WORK TO DO
Transcribe the data in full and exactly, omitting any pictures.

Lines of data
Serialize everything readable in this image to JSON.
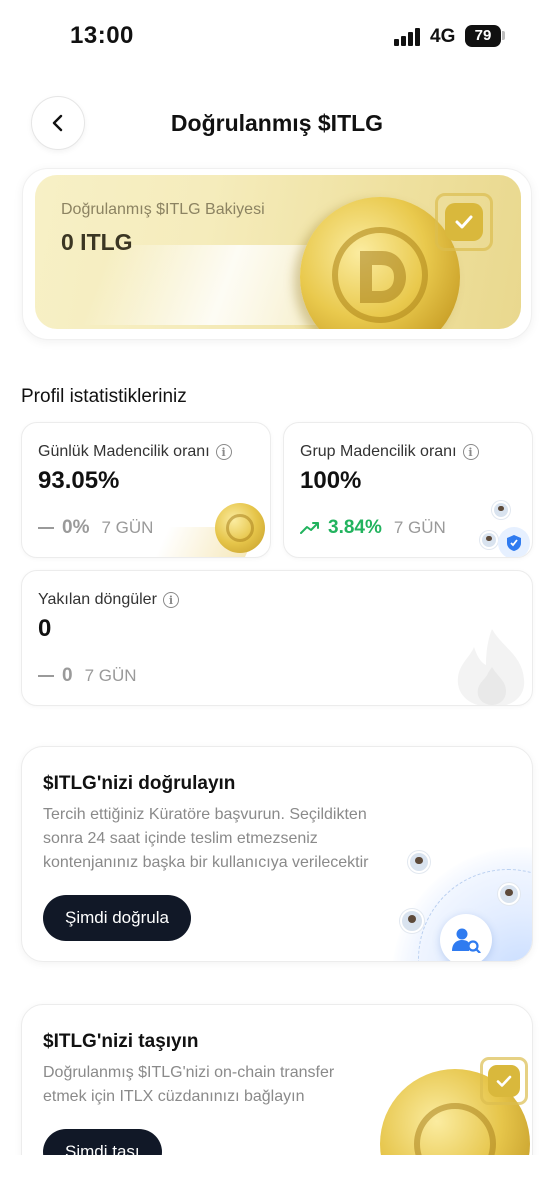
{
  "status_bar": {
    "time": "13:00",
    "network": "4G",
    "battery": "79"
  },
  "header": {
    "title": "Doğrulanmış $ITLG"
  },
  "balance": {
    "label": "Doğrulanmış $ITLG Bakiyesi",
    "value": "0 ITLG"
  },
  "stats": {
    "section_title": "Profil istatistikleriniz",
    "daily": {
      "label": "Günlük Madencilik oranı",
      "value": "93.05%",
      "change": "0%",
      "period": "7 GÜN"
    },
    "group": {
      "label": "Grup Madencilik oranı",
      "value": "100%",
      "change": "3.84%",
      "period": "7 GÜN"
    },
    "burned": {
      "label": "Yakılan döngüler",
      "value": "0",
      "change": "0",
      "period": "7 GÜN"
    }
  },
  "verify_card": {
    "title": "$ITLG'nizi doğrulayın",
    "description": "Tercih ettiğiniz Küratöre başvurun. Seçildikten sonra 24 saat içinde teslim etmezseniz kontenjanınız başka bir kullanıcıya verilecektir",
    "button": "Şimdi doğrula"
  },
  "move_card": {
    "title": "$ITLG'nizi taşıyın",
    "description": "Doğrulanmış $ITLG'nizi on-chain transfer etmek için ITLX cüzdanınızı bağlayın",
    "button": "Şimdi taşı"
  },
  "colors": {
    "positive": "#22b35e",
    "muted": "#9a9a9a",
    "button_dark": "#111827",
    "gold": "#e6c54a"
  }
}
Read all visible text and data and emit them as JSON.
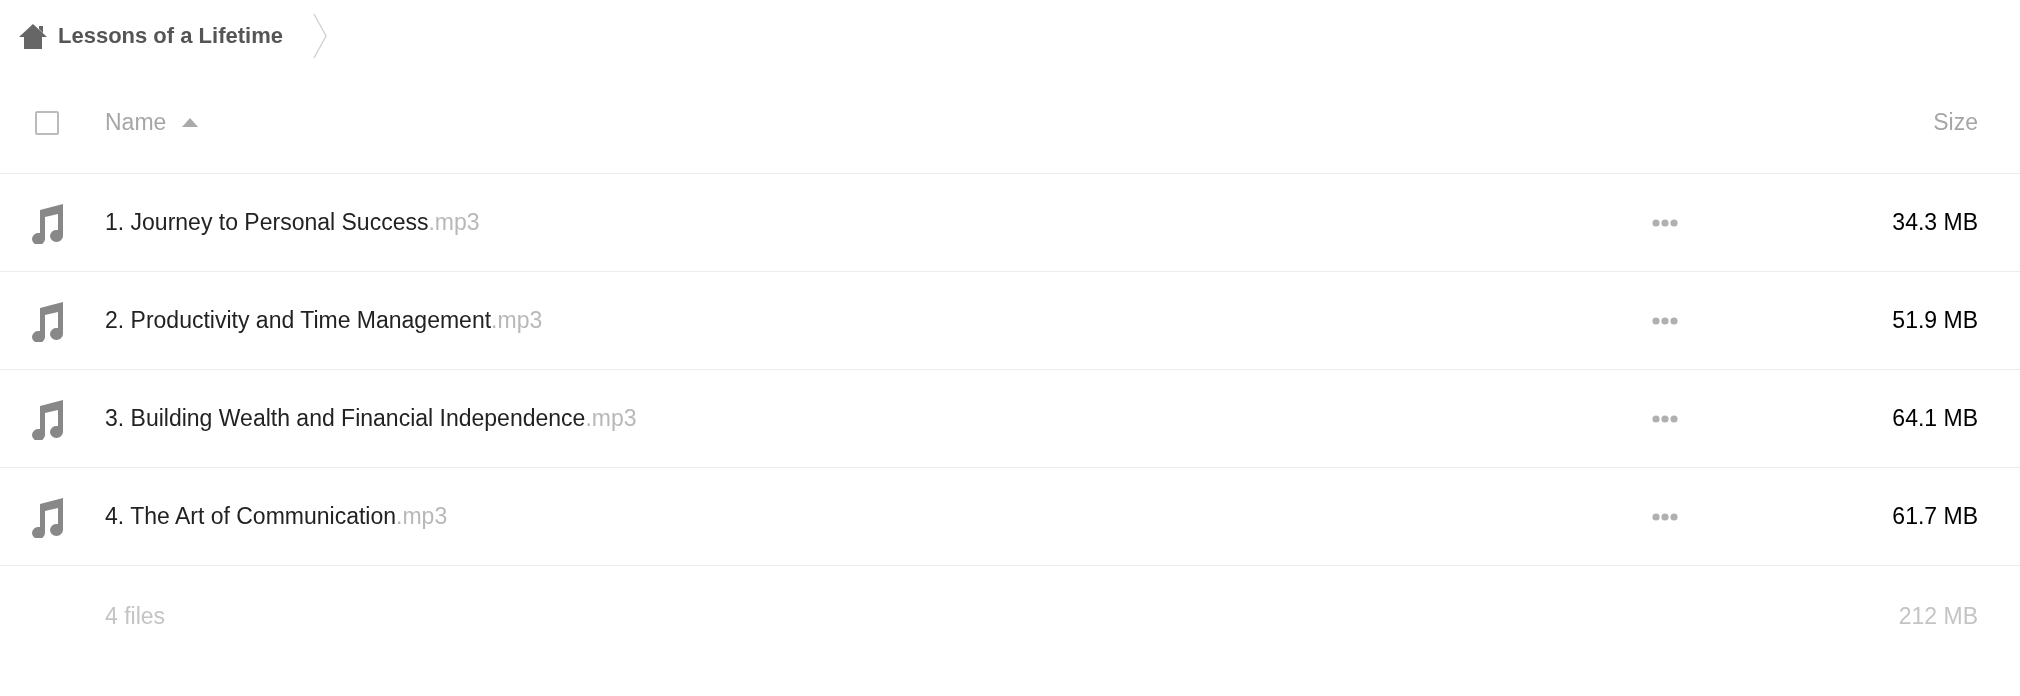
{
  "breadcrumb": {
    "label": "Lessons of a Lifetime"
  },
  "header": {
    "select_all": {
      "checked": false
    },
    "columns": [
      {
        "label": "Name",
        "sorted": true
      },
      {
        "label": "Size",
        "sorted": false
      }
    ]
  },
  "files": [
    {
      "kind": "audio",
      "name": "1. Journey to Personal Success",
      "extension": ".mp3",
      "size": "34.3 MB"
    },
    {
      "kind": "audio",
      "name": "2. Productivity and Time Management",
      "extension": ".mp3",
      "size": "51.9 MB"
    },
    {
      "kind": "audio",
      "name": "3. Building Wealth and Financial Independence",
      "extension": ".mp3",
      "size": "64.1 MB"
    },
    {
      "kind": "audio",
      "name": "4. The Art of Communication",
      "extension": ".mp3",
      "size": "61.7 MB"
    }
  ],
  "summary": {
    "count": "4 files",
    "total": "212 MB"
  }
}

EXERCISE RESPONSE
Serialize everything readable in this image to JSON.
{
  "status_bar": {
    "time": "13:00",
    "network": "4G",
    "battery": "79"
  },
  "header": {
    "title": "Doğrulanmış $ITLG"
  },
  "balance": {
    "label": "Doğrulanmış $ITLG Bakiyesi",
    "value": "0 ITLG"
  },
  "stats": {
    "section_title": "Profil istatistikleriniz",
    "daily": {
      "label": "Günlük Madencilik oranı",
      "value": "93.05%",
      "change": "0%",
      "period": "7 GÜN"
    },
    "group": {
      "label": "Grup Madencilik oranı",
      "value": "100%",
      "change": "3.84%",
      "period": "7 GÜN"
    },
    "burned": {
      "label": "Yakılan döngüler",
      "value": "0",
      "change": "0",
      "period": "7 GÜN"
    }
  },
  "verify_card": {
    "title": "$ITLG'nizi doğrulayın",
    "description": "Tercih ettiğiniz Küratöre başvurun. Seçildikten sonra 24 saat içinde teslim etmezseniz kontenjanınız başka bir kullanıcıya verilecektir",
    "button": "Şimdi doğrula"
  },
  "move_card": {
    "title": "$ITLG'nizi taşıyın",
    "description": "Doğrulanmış $ITLG'nizi on-chain transfer etmek için ITLX cüzdanınızı bağlayın",
    "button": "Şimdi taşı"
  },
  "colors": {
    "positive": "#22b35e",
    "muted": "#9a9a9a",
    "button_dark": "#111827",
    "gold": "#e6c54a"
  }
}
Read all visible text and data and emit them as JSON.
{
  "breadcrumb": {
    "label": "Lessons of a Lifetime"
  },
  "header": {
    "select_all": {
      "checked": false
    },
    "columns": [
      {
        "label": "Name",
        "sorted": true
      },
      {
        "label": "Size",
        "sorted": false
      }
    ]
  },
  "files": [
    {
      "kind": "audio",
      "name": "1. Journey to Personal Success",
      "extension": ".mp3",
      "size": "34.3 MB"
    },
    {
      "kind": "audio",
      "name": "2. Productivity and Time Management",
      "extension": ".mp3",
      "size": "51.9 MB"
    },
    {
      "kind": "audio",
      "name": "3. Building Wealth and Financial Independence",
      "extension": ".mp3",
      "size": "64.1 MB"
    },
    {
      "kind": "audio",
      "name": "4. The Art of Communication",
      "extension": ".mp3",
      "size": "61.7 MB"
    }
  ],
  "summary": {
    "count": "4 files",
    "total": "212 MB"
  }
}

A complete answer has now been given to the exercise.